(Collected data)
********

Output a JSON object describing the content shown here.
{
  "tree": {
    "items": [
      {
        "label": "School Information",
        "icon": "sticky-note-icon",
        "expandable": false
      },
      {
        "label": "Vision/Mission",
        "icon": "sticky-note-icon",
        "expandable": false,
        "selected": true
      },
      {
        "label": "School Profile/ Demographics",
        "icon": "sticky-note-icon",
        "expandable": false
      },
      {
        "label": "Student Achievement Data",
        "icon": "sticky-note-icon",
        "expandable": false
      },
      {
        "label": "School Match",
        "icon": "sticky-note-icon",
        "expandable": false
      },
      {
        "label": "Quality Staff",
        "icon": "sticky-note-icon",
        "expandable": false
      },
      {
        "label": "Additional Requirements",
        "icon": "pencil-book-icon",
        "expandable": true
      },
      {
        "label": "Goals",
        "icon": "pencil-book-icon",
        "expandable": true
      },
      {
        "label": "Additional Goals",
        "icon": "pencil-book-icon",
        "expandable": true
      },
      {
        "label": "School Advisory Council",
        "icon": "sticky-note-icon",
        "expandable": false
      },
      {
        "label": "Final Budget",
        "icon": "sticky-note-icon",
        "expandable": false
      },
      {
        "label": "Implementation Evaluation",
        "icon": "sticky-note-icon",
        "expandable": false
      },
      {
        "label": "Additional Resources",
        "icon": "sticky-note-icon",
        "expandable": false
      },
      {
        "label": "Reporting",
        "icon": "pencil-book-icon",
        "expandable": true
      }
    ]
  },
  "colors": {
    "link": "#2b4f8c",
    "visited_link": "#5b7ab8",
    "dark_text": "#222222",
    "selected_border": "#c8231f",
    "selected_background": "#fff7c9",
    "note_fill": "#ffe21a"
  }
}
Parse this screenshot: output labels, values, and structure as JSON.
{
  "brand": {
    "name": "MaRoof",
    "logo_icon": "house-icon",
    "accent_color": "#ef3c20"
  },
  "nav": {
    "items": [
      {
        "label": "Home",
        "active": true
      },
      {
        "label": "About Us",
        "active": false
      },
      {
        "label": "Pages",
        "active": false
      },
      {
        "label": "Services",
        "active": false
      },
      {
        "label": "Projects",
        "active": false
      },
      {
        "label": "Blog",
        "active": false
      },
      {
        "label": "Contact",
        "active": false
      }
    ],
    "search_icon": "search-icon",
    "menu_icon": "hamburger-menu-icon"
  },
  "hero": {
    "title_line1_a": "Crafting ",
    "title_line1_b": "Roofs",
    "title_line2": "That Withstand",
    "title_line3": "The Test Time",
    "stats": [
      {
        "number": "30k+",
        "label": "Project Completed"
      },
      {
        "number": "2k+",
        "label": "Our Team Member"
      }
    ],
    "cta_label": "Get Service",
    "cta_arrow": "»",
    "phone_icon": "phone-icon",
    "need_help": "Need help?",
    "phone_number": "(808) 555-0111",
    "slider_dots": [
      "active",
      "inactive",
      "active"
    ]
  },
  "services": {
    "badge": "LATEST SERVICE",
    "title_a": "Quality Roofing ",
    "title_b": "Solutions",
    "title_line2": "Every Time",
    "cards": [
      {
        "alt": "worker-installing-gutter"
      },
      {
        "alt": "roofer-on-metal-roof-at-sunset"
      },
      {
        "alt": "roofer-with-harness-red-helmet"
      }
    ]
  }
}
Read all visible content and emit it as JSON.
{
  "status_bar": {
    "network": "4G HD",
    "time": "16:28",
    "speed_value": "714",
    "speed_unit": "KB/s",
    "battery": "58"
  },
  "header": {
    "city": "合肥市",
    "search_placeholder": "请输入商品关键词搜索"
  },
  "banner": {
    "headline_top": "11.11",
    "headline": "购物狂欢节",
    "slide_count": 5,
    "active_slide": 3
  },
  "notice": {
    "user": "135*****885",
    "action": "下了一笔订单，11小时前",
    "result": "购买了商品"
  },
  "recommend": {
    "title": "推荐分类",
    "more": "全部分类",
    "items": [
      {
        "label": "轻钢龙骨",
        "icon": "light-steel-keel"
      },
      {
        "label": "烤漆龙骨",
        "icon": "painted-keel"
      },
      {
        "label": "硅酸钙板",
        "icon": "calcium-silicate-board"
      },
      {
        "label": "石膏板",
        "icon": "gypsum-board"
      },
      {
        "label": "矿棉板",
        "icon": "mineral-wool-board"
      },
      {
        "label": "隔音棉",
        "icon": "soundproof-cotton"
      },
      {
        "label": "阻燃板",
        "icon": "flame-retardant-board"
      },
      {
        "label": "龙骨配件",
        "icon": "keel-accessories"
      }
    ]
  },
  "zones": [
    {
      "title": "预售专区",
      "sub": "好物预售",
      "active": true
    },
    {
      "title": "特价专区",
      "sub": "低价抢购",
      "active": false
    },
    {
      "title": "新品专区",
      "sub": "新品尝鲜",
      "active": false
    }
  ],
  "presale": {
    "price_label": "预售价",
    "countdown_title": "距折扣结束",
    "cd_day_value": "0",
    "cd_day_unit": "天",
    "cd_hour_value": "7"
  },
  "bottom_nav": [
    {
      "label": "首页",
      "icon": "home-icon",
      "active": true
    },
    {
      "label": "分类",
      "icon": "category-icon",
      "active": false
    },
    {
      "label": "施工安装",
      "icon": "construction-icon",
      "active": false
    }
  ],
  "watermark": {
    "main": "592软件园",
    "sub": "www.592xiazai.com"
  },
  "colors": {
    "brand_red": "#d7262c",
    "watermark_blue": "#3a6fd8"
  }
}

********

▸ **Goal**
Using the material above, gather every line that includes "Quality".

▸ **Response for this exercise**
        "label": "Quality Staff",
    "title_a": "Quality Roofing ",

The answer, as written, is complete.